Communication, in many cases, can be challenging, especially when it comes to project management. The AEC (architecture, engineering, and construction) industry consists of employees with different roles, education backgrounds, and communication styles, who tend to struggle with collaboration. The miscommunication brought on by these differences often creates confusion and friction between workers that can cause errors and unnecessary project delays.

So, why is communication so difficult?

Communication typically works best amongst those who share common beliefs and opinions, and while all project members work together to achieve a common goal, workers with varying roles may express differences in the way they think, speak, and solve problems. For example, architects often have excellent visualization abilities, but may lack the ability to successfully communicate their ideas to customers or other members of their team.

Even when architects and engineers work closely with one another to conceptualize a design, they may still struggle to effectively communicate specific details to downstream contractors. All the same, there’s no doubt collaboration is always critical to the success of a project.

__DATA SECTION__.
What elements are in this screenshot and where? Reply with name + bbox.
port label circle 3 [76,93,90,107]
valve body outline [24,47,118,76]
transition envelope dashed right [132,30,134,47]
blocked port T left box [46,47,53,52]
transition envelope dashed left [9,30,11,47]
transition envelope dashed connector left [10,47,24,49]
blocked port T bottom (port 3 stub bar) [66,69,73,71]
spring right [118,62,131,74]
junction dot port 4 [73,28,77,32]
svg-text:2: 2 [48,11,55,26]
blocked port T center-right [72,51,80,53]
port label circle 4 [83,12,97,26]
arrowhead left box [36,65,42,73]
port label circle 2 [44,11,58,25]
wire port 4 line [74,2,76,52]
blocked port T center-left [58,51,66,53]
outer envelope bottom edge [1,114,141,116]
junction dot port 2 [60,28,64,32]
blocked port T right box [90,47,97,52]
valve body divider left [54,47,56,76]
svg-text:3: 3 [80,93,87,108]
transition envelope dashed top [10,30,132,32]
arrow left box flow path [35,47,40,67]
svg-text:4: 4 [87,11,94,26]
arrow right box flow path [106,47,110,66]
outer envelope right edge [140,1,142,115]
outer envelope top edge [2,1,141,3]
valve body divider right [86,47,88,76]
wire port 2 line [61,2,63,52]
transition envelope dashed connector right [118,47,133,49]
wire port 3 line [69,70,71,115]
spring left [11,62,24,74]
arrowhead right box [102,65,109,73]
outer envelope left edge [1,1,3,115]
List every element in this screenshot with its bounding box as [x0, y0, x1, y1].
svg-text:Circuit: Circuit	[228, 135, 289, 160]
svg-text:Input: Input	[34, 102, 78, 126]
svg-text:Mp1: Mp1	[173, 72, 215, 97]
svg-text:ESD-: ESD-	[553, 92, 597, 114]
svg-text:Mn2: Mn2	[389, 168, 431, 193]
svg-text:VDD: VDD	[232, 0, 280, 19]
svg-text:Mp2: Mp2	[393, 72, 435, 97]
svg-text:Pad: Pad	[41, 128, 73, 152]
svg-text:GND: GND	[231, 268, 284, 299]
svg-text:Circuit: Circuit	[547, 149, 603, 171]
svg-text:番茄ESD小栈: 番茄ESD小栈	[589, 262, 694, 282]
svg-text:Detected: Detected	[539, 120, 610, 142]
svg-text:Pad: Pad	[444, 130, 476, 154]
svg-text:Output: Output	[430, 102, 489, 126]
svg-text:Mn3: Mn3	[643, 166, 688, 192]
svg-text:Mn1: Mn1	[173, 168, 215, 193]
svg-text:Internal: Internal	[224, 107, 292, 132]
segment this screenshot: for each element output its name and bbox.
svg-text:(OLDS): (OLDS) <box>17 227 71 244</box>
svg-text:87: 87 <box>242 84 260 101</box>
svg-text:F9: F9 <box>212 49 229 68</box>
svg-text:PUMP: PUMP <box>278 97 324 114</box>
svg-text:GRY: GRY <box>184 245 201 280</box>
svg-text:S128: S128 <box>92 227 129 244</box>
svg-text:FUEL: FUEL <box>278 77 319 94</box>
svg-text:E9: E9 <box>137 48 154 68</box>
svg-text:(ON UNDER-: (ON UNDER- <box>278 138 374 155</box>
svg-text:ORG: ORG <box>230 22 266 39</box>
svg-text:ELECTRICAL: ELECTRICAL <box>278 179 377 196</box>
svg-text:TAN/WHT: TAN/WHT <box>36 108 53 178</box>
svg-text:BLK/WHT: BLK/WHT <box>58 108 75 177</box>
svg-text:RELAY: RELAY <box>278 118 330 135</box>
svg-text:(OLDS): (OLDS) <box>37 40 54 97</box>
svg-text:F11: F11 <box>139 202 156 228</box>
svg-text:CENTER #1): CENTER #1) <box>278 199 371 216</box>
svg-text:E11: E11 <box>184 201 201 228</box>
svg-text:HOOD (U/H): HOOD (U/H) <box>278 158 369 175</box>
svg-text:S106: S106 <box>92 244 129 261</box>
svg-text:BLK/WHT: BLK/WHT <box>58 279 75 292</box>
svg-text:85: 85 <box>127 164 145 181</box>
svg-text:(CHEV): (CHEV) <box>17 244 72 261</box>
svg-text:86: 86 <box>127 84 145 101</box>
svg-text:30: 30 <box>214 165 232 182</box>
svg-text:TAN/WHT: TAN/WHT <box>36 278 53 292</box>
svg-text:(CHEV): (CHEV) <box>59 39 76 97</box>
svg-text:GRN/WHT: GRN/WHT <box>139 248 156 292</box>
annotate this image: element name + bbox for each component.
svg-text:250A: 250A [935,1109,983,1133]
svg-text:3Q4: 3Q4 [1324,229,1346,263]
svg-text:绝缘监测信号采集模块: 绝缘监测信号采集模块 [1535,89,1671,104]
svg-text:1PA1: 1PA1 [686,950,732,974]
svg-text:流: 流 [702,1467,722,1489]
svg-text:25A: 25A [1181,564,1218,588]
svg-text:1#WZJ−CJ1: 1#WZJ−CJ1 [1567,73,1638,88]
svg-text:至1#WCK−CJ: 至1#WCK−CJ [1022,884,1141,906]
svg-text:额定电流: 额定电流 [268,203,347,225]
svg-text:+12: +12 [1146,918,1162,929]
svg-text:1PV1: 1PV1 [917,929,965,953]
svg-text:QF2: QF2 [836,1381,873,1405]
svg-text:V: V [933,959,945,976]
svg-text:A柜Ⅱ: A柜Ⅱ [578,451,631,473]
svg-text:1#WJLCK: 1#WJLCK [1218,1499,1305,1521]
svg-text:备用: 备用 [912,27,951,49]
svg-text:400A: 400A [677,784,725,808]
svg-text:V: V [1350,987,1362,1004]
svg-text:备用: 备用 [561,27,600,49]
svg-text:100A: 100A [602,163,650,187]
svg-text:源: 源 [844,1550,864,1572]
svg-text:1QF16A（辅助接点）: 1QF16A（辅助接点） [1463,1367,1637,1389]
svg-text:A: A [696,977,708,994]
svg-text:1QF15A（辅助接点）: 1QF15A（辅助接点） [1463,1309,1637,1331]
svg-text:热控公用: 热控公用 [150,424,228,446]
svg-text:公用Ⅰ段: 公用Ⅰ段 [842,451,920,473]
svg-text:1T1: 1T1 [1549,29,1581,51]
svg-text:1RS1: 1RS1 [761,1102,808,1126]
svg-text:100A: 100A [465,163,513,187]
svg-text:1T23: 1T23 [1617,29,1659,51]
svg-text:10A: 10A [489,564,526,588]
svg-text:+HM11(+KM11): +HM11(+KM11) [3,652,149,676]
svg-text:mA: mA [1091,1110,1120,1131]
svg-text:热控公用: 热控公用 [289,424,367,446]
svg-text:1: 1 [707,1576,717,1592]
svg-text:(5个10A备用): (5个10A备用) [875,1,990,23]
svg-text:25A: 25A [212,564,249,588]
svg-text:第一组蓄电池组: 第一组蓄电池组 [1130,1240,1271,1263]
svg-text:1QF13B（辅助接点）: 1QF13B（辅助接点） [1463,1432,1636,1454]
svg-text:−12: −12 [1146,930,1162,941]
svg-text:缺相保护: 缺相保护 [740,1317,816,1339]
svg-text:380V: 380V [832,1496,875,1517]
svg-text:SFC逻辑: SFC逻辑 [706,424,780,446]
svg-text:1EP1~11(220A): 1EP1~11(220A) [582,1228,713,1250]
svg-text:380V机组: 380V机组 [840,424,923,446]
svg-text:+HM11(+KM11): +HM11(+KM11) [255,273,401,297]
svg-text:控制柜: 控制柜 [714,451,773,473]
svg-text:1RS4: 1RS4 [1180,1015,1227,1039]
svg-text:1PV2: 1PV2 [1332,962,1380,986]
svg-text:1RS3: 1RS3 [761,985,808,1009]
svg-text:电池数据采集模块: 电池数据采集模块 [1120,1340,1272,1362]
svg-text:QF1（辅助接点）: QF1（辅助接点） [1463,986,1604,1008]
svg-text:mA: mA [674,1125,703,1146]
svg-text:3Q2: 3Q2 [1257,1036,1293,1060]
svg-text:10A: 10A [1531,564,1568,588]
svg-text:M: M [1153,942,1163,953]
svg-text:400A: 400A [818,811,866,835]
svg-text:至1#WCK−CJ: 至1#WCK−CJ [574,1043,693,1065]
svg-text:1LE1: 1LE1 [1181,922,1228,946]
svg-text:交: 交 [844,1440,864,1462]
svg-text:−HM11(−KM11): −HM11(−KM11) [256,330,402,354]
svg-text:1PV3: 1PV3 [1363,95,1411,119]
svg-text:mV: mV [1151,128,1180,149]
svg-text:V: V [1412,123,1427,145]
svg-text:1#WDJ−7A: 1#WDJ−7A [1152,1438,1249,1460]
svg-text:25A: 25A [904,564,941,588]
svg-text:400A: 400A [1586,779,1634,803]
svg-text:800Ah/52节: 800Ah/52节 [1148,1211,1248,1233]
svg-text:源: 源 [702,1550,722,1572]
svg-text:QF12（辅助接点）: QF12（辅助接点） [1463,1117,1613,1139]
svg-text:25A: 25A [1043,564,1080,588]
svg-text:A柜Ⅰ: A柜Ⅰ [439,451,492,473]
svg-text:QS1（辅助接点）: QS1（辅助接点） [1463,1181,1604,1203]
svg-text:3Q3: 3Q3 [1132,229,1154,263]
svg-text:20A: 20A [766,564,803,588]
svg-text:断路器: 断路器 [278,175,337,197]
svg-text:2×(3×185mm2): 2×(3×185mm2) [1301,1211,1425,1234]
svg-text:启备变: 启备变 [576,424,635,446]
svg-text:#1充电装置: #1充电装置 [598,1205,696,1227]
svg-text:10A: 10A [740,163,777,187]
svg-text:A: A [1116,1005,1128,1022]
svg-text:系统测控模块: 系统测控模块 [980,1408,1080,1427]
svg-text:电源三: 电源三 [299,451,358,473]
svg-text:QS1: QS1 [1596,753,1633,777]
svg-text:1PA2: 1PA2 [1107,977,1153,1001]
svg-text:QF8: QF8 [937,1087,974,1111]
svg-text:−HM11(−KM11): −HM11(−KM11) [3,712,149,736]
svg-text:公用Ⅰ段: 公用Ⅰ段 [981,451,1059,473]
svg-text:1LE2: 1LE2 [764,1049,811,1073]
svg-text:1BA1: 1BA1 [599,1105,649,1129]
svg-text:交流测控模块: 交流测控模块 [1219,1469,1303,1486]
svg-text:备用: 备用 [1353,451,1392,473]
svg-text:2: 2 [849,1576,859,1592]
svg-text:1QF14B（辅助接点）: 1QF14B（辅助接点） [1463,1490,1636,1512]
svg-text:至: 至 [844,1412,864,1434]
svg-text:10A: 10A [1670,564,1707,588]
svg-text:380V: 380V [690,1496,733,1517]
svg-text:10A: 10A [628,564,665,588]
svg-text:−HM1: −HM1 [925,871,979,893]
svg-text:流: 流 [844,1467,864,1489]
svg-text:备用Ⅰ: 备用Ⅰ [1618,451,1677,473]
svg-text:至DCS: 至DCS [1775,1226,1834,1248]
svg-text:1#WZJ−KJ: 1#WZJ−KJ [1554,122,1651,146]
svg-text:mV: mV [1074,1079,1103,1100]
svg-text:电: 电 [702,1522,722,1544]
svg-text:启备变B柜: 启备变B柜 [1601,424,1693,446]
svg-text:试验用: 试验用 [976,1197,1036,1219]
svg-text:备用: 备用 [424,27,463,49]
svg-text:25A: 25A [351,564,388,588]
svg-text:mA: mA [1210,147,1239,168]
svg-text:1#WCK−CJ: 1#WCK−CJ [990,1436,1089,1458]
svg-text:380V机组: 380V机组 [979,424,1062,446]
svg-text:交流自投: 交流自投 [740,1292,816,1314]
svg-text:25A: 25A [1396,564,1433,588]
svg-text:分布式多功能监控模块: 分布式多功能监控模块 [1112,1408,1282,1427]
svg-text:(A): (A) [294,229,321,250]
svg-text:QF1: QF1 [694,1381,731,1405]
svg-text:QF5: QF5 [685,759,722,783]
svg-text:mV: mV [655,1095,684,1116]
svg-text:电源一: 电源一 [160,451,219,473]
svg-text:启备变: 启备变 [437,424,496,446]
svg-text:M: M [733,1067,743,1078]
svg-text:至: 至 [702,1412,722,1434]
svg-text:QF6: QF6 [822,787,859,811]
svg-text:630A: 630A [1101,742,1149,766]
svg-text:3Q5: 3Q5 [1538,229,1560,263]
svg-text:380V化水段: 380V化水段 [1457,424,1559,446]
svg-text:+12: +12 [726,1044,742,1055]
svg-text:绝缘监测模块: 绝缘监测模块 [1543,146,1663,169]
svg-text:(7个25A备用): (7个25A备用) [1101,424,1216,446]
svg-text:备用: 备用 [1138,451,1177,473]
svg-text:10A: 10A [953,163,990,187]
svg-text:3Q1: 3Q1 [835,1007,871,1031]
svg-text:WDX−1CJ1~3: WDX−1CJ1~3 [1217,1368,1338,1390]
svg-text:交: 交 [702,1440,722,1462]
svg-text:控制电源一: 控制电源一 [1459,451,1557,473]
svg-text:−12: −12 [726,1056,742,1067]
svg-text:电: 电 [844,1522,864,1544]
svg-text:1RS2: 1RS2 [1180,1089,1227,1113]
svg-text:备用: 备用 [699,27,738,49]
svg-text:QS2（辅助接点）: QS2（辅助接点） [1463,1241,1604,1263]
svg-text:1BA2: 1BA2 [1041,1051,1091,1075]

__TASK STATEMENT__.
Pick up the passage on communication problems in the AEC industry after its last sentence and carry on writing it.

__OUTPUT OF THE TASK__.
Miscommunication can happen through all stages of a project but often presents the most challenges as the project progresses to its latter half. A misinterpretation on behalf of vendors and contractors can lead to costly mistakes that can push back deadlines and leave customers dissatisfied.

Many organizations realized these issues early on, which is why construction companies created the RFI. An RFI (Request For Information) is a formal procedure used by designers and downstream contractors to fill gaps in information needed for the successful completion of a project. It’s typically submitted as a standardized form that seeks the clarification of plans, drawings, and specifications, allowing engineers and contractors to collaborate over projects while keeping continuous records of the changes and clarifications made.

With that being said, most architects and engineers don’t get everything right the first time, yet, this doesn’t mean they’re bad at their job. People often make mistakes and/or neglect information, which is why the RFI exists in the first place. Nevertheless, RFIs are a great way to increase the accountability of project members, as this information can be archived for subsequent review and analysis.

Like other written forms of communication, RFIs provide managers with insights into who requested the information, the engineers assigned to a project, and the request description. They also provide key information regarding the schedule or cost impact it has on the project, which can be beneficial for managers who need to propose changes in the budget or project deadline.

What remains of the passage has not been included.